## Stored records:
———

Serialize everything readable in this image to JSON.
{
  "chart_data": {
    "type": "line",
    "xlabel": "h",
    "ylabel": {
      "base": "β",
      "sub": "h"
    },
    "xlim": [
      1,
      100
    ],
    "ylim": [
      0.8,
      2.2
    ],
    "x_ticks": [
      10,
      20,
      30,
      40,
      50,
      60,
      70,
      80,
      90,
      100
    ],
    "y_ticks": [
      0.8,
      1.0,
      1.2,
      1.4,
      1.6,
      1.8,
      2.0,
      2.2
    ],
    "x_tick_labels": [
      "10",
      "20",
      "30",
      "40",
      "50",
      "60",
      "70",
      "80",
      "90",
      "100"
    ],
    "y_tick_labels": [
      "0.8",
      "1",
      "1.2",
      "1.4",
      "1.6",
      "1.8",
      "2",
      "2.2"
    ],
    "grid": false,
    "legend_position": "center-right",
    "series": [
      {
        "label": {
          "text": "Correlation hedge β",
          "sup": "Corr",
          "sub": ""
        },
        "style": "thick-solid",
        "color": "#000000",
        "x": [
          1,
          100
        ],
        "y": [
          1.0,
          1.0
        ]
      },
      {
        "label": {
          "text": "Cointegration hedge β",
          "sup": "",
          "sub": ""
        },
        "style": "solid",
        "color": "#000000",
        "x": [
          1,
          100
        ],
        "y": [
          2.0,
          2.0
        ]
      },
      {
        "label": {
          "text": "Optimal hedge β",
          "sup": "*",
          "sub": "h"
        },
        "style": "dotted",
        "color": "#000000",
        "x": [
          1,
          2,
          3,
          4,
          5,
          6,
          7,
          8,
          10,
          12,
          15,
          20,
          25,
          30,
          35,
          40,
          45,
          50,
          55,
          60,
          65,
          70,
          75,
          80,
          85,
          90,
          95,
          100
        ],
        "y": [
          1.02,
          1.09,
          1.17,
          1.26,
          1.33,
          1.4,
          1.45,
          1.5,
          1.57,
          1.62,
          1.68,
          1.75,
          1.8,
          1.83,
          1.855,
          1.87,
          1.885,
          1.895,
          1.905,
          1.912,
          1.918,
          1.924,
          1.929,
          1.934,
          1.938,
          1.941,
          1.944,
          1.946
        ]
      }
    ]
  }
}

———

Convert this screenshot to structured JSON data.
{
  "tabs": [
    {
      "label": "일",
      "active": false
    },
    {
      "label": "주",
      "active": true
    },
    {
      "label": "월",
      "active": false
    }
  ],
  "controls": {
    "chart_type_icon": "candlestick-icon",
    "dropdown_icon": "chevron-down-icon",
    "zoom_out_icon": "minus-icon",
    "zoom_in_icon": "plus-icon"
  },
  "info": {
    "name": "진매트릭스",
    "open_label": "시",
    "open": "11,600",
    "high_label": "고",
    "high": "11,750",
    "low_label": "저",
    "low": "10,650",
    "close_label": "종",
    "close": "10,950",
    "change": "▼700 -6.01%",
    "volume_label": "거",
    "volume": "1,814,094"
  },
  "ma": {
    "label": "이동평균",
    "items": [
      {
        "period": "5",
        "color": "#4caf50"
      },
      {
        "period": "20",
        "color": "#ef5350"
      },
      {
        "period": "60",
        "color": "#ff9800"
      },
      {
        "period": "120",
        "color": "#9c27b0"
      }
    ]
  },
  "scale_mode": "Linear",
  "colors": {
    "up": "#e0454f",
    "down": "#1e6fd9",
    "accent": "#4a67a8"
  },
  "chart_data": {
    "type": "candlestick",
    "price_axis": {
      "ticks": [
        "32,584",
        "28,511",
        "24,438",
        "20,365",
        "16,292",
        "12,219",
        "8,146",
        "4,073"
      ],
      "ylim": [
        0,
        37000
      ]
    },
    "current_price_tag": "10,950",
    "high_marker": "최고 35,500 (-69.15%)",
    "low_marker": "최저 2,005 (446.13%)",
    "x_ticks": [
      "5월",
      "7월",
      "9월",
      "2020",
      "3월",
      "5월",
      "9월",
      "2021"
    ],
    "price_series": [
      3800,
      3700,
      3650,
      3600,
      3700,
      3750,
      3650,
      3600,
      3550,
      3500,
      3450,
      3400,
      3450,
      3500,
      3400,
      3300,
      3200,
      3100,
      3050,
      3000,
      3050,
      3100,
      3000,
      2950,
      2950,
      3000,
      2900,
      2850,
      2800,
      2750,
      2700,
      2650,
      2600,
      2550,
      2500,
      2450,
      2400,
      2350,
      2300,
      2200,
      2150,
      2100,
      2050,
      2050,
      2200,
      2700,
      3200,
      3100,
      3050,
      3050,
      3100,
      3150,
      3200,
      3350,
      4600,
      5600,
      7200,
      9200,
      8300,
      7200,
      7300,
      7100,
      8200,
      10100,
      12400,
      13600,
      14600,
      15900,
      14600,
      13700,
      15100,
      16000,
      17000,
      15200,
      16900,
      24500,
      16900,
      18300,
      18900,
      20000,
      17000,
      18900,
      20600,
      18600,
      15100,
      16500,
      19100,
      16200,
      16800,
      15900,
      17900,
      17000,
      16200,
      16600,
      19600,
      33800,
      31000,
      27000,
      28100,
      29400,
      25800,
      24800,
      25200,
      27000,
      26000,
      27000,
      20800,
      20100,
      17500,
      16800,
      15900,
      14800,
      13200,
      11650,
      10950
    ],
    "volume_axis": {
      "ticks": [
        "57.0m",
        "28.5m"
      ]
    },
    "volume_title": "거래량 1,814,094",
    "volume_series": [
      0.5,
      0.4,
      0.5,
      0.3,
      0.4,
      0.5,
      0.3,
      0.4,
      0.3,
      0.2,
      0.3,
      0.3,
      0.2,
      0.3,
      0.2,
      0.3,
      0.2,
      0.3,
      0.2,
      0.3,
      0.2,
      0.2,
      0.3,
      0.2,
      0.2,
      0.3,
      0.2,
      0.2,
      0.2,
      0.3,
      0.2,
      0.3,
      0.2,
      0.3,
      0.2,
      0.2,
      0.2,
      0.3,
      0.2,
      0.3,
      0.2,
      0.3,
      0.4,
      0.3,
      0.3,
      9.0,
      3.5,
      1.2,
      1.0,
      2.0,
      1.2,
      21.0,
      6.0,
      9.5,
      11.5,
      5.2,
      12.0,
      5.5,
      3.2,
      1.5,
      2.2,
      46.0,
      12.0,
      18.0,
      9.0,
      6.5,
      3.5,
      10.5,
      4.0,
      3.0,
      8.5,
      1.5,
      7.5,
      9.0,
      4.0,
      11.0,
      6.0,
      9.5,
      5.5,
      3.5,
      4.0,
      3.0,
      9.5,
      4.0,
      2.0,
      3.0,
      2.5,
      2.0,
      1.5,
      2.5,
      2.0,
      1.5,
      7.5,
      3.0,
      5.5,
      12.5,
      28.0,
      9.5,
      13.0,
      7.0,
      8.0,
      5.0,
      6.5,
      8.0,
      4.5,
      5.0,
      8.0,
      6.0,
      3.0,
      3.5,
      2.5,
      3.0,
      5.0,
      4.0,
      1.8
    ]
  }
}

———

## Job:
Gather from the records above every line containing the string "JSON".

## Solution:
Serialize everything readable in this image to JSON.
Convert this screenshot to structured JSON data.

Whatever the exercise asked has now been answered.